[Some records]
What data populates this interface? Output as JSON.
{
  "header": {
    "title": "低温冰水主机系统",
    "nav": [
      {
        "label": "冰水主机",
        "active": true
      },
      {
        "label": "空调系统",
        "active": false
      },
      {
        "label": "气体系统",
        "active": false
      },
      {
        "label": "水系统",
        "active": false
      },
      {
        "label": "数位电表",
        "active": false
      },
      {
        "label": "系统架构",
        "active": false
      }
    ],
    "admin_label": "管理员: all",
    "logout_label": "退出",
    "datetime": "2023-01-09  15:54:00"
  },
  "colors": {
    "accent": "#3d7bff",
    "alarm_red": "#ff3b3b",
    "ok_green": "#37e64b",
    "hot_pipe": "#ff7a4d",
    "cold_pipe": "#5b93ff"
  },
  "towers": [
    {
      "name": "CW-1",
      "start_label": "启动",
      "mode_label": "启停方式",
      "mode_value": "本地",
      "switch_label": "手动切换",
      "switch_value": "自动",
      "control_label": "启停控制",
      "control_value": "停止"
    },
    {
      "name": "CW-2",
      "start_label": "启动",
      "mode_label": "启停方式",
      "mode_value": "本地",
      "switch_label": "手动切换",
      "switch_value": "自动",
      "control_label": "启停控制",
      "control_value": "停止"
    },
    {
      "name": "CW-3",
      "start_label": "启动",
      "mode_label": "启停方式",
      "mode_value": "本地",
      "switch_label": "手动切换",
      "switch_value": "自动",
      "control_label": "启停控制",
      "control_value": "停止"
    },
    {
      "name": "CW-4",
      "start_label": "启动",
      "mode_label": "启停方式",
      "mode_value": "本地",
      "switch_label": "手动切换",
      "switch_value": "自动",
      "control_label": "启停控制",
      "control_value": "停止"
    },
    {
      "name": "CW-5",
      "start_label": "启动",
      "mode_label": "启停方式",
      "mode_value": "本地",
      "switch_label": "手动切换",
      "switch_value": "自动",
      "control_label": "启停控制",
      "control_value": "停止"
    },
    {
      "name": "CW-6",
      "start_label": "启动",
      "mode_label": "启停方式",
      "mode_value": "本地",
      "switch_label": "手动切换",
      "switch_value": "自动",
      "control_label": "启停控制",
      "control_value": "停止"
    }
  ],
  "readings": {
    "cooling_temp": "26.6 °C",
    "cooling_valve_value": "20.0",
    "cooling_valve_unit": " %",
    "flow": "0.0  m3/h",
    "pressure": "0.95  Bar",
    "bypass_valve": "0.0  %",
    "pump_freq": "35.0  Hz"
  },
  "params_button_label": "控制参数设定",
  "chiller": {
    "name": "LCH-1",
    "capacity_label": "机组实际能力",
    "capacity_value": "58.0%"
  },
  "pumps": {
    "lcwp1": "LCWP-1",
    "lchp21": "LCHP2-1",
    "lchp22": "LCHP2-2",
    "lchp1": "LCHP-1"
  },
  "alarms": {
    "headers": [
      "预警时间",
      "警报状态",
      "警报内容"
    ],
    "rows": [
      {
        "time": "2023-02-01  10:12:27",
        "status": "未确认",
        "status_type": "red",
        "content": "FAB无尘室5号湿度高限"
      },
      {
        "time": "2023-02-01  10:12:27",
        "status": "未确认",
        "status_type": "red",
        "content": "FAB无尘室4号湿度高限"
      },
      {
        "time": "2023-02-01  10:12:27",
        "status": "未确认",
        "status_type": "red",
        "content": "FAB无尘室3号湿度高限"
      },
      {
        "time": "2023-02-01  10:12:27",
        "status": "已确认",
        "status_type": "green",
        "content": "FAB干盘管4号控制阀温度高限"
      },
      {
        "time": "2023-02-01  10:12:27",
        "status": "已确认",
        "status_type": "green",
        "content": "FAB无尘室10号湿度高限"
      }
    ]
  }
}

• **Task to carry out**: Retype the whole listing above exactly.

• **Finished task**:
What data populates this interface? Output as JSON.
{
  "header": {
    "title": "低温冰水主机系统",
    "nav": [
      {
        "label": "冰水主机",
        "active": true
      },
      {
        "label": "空调系统",
        "active": false
      },
      {
        "label": "气体系统",
        "active": false
      },
      {
        "label": "水系统",
        "active": false
      },
      {
        "label": "数位电表",
        "active": false
      },
      {
        "label": "系统架构",
        "active": false
      }
    ],
    "admin_label": "管理员: all",
    "logout_label": "退出",
    "datetime": "2023-01-09  15:54:00"
  },
  "colors": {
    "accent": "#3d7bff",
    "alarm_red": "#ff3b3b",
    "ok_green": "#37e64b",
    "hot_pipe": "#ff7a4d",
    "cold_pipe": "#5b93ff"
  },
  "towers": [
    {
      "name": "CW-1",
      "start_label": "启动",
      "mode_label": "启停方式",
      "mode_value": "本地",
      "switch_label": "手动切换",
      "switch_value": "自动",
      "control_label": "启停控制",
      "control_value": "停止"
    },
    {
      "name": "CW-2",
      "start_label": "启动",
      "mode_label": "启停方式",
      "mode_value": "本地",
      "switch_label": "手动切换",
      "switch_value": "自动",
      "control_label": "启停控制",
      "control_value": "停止"
    },
    {
      "name": "CW-3",
      "start_label": "启动",
      "mode_label": "启停方式",
      "mode_value": "本地",
      "switch_label": "手动切换",
      "switch_value": "自动",
      "control_label": "启停控制",
      "control_value": "停止"
    },
    {
      "name": "CW-4",
      "start_label": "启动",
      "mode_label": "启停方式",
      "mode_value": "本地",
      "switch_label": "手动切换",
      "switch_value": "自动",
      "control_label": "启停控制",
      "control_value": "停止"
    },
    {
      "name": "CW-5",
      "start_label": "启动",
      "mode_label": "启停方式",
      "mode_value": "本地",
      "switch_label": "手动切换",
      "switch_value": "自动",
      "control_label": "启停控制",
      "control_value": "停止"
    },
    {
      "name": "CW-6",
      "start_label": "启动",
      "mode_label": "启停方式",
      "mode_value": "本地",
      "switch_label": "手动切换",
      "switch_value": "自动",
      "control_label": "启停控制",
      "control_value": "停止"
    }
  ],
  "readings": {
    "cooling_temp": "26.6 °C",
    "cooling_valve_value": "20.0",
    "cooling_valve_unit": " %",
    "flow": "0.0  m3/h",
    "pressure": "0.95  Bar",
    "bypass_valve": "0.0  %",
    "pump_freq": "35.0  Hz"
  },
  "params_button_label": "控制参数设定",
  "chiller": {
    "name": "LCH-1",
    "capacity_label": "机组实际能力",
    "capacity_value": "58.0%"
  },
  "pumps": {
    "lcwp1": "LCWP-1",
    "lchp21": "LCHP2-1",
    "lchp22": "LCHP2-2",
    "lchp1": "LCHP-1"
  },
  "alarms": {
    "headers": [
      "预警时间",
      "警报状态",
      "警报内容"
    ],
    "rows": [
      {
        "time": "2023-02-01  10:12:27",
        "status": "未确认",
        "status_type": "red",
        "content": "FAB无尘室5号湿度高限"
      },
      {
        "time": "2023-02-01  10:12:27",
        "status": "未确认",
        "status_type": "red",
        "content": "FAB无尘室4号湿度高限"
      },
      {
        "time": "2023-02-01  10:12:27",
        "status": "未确认",
        "status_type": "red",
        "content": "FAB无尘室3号湿度高限"
      },
      {
        "time": "2023-02-01  10:12:27",
        "status": "已确认",
        "status_type": "green",
        "content": "FAB干盘管4号控制阀温度高限"
      },
      {
        "time": "2023-02-01  10:12:27",
        "status": "已确认",
        "status_type": "green",
        "content": "FAB无尘室10号湿度高限"
      }
    ]
  }
}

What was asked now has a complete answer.